Problem details:
Please quote every line word for word.

------------------------------------

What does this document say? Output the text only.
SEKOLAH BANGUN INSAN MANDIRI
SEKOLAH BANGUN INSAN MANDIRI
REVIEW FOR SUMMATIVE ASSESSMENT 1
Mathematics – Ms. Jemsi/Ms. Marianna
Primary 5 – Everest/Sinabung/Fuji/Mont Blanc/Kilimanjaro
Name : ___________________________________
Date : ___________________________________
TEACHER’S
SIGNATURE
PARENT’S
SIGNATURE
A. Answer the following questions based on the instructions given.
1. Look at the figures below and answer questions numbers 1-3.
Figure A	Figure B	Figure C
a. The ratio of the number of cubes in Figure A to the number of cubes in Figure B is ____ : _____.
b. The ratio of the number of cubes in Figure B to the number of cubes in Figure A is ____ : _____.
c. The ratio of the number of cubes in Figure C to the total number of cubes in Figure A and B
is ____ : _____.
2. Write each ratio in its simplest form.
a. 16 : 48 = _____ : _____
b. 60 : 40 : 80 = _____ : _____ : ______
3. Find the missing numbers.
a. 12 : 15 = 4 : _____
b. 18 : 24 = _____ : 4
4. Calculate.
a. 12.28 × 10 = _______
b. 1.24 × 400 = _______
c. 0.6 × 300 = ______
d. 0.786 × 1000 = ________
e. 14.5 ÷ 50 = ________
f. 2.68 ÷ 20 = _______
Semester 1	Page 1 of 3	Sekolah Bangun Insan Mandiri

------------------------------------

Complete output:
What does this document say? Output the text only.
SEKOLAH BANGUN INSAN MANDIRI
SEKOLAH BANGUN INSAN MANDIRI
REVIEW FOR SUMMATIVE ASSESSMENT 1
Mathematics – Ms. Jemsi/Ms. Marianna
Primary 5 – Everest/Sinabung/Fuji/Mont Blanc/Kilimanjaro
Name : ___________________________________
Date : ___________________________________
TEACHER’S
SIGNATURE
PARENT’S
SIGNATURE
A. Answer the following questions based on the instructions given.
1. Look at the figures below and answer questions numbers 1-3.
Figure A	Figure B	Figure C
a. The ratio of the number of cubes in Figure A to the number of cubes in Figure B is ____ : _____.
b. The ratio of the number of cubes in Figure B to the number of cubes in Figure A is ____ : _____.
c. The ratio of the number of cubes in Figure C to the total number of cubes in Figure A and B
is ____ : _____.
2. Write each ratio in its simplest form.
a. 16 : 48 = _____ : _____
b. 60 : 40 : 80 = _____ : _____ : ______
3. Find the missing numbers.
a. 12 : 15 = 4 : _____
b. 18 : 24 = _____ : 4
4. Calculate.
a. 12.28 × 10 = _______
b. 1.24 × 400 = _______
c. 0.6 × 300 = ______
d. 0.786 × 1000 = ________
e. 14.5 ÷ 50 = ________
f. 2.68 ÷ 20 = _______
Semester 1	Page 1 of 3	Sekolah Bangun Insan Mandiri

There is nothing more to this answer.